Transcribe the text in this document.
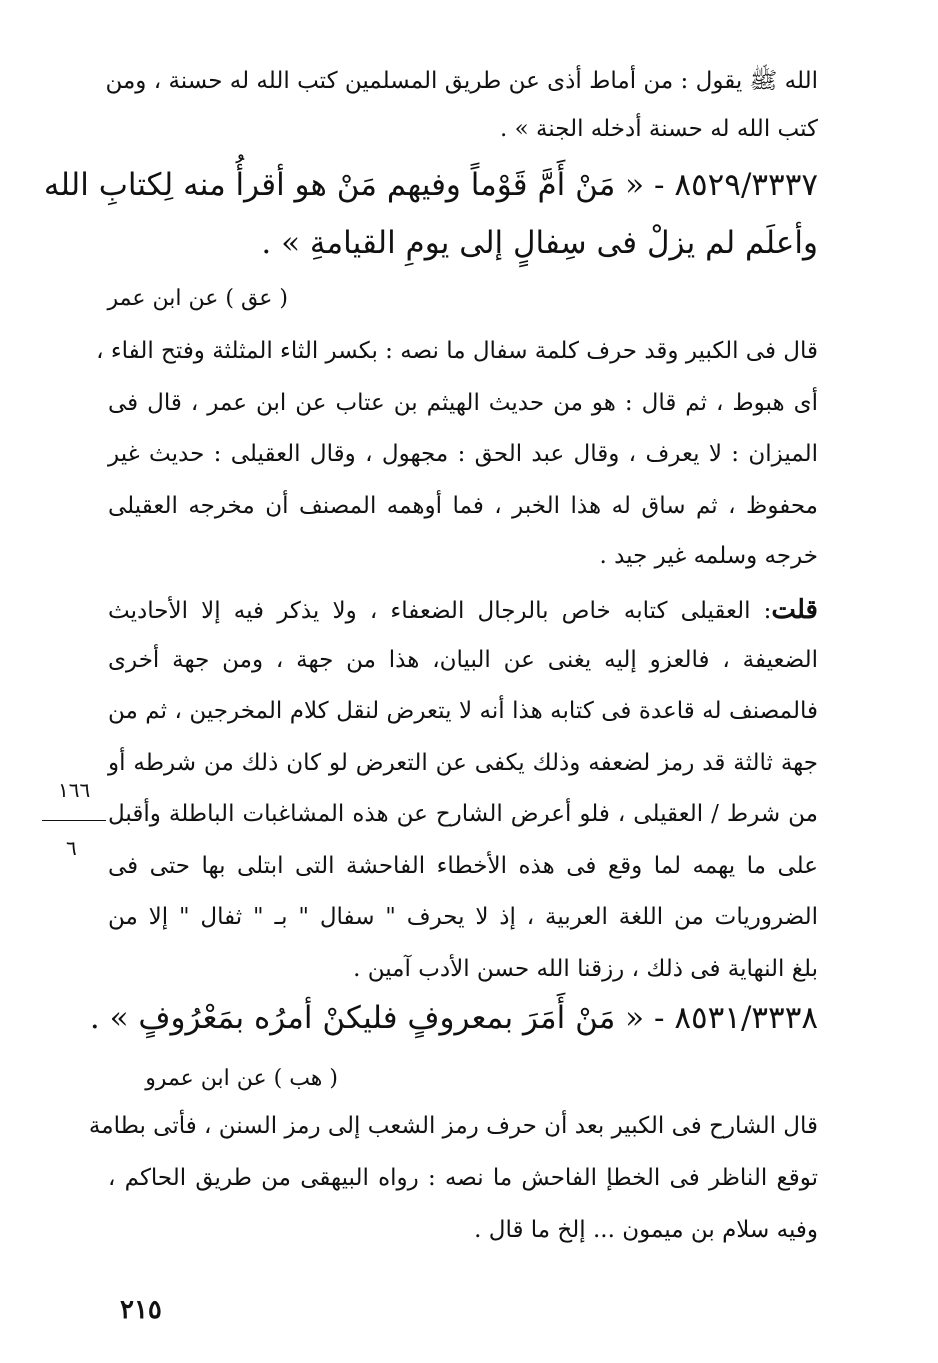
الله ﷺ يقول : من أماط أذى عن طريق المسلمين كتب الله له حسنة ، ومن
كتب الله له حسنة أدخله الجنة » .
٨٥٢٩/٣٣٣٧ - « مَنْ أَمَّ قَوْماً وفيهم مَنْ هو أقرأُ منه لِكتابِ الله
وأعلَم لم يزلْ فى سِفالٍ إلى يومِ القيامةِ » .
( عق ) عن ابن عمر
قال فى الكبير وقد حرف كلمة سفال ما نصه : بكسر الثاء المثلثة وفتح الفاء ،
أى هبوط ، ثم قال : هو من حديث الهيثم بن عتاب عن ابن عمر ، قال فى
الميزان : لا يعرف ، وقال عبد الحق : مجهول ، وقال العقيلى : حديث غير
محفوظ ، ثم ساق له هذا الخبر ، فما أوهمه المصنف أن مخرجه العقيلى
خرجه وسلمه غير جيد .
قلت: العقيلى كتابه خاص بالرجال الضعفاء ، ولا يذكر فيه إلا الأحاديث
الضعيفة ، فالعزو إليه يغنى عن البيان، هذا من جهة ، ومن جهة أخرى
فالمصنف له قاعدة فى كتابه هذا أنه لا يتعرض لنقل كلام المخرجين ، ثم من
جهة ثالثة قد رمز لضعفه وذلك يكفى عن التعرض لو كان ذلك من شرطه أو
من شرط / العقيلى ، فلو أعرض الشارح عن هذه المشاغبات الباطلة وأقبل
على ما يهمه لما وقع فى هذه الأخطاء الفاحشة التى ابتلى بها حتى فى
الضروريات من اللغة العربية ، إذ لا يحرف " سفال " بـ " ثفال " إلا من
بلغ النهاية فى ذلك ، رزقنا الله حسن الأدب آمين .
٨٥٣١/٣٣٣٨ - « مَنْ أَمَرَ بمعروفٍ فليكنْ أمرُه بمَعْرُوفٍ » .
( هب ) عن ابن عمرو
قال الشارح فى الكبير بعد أن حرف رمز الشعب إلى رمز السنن ، فأتى بطامة
توقع الناظر فى الخطإ الفاحش ما نصه : رواه البيهقى من طريق الحاكم ،
وفيه سلام بن ميمون ... إلخ ما قال .
١٦٦
٦
٢١٥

--

*Problem statement:* Can you retype every record above exactly, leaving out the pictures?

*The response:*
Transcribe the text in this document.
الله ﷺ يقول : من أماط أذى عن طريق المسلمين كتب الله له حسنة ، ومن
كتب الله له حسنة أدخله الجنة » .
٨٥٢٩/٣٣٣٧ - « مَنْ أَمَّ قَوْماً وفيهم مَنْ هو أقرأُ منه لِكتابِ الله
وأعلَم لم يزلْ فى سِفالٍ إلى يومِ القيامةِ » .
( عق ) عن ابن عمر
قال فى الكبير وقد حرف كلمة سفال ما نصه : بكسر الثاء المثلثة وفتح الفاء ،
أى هبوط ، ثم قال : هو من حديث الهيثم بن عتاب عن ابن عمر ، قال فى
الميزان : لا يعرف ، وقال عبد الحق : مجهول ، وقال العقيلى : حديث غير
محفوظ ، ثم ساق له هذا الخبر ، فما أوهمه المصنف أن مخرجه العقيلى
خرجه وسلمه غير جيد .
قلت: العقيلى كتابه خاص بالرجال الضعفاء ، ولا يذكر فيه إلا الأحاديث
الضعيفة ، فالعزو إليه يغنى عن البيان، هذا من جهة ، ومن جهة أخرى
فالمصنف له قاعدة فى كتابه هذا أنه لا يتعرض لنقل كلام المخرجين ، ثم من
جهة ثالثة قد رمز لضعفه وذلك يكفى عن التعرض لو كان ذلك من شرطه أو
من شرط / العقيلى ، فلو أعرض الشارح عن هذه المشاغبات الباطلة وأقبل
على ما يهمه لما وقع فى هذه الأخطاء الفاحشة التى ابتلى بها حتى فى
الضروريات من اللغة العربية ، إذ لا يحرف " سفال " بـ " ثفال " إلا من
بلغ النهاية فى ذلك ، رزقنا الله حسن الأدب آمين .
٨٥٣١/٣٣٣٨ - « مَنْ أَمَرَ بمعروفٍ فليكنْ أمرُه بمَعْرُوفٍ » .
( هب ) عن ابن عمرو
قال الشارح فى الكبير بعد أن حرف رمز الشعب إلى رمز السنن ، فأتى بطامة
توقع الناظر فى الخطإ الفاحش ما نصه : رواه البيهقى من طريق الحاكم ،
وفيه سلام بن ميمون ... إلخ ما قال .
١٦٦
٦
٢١٥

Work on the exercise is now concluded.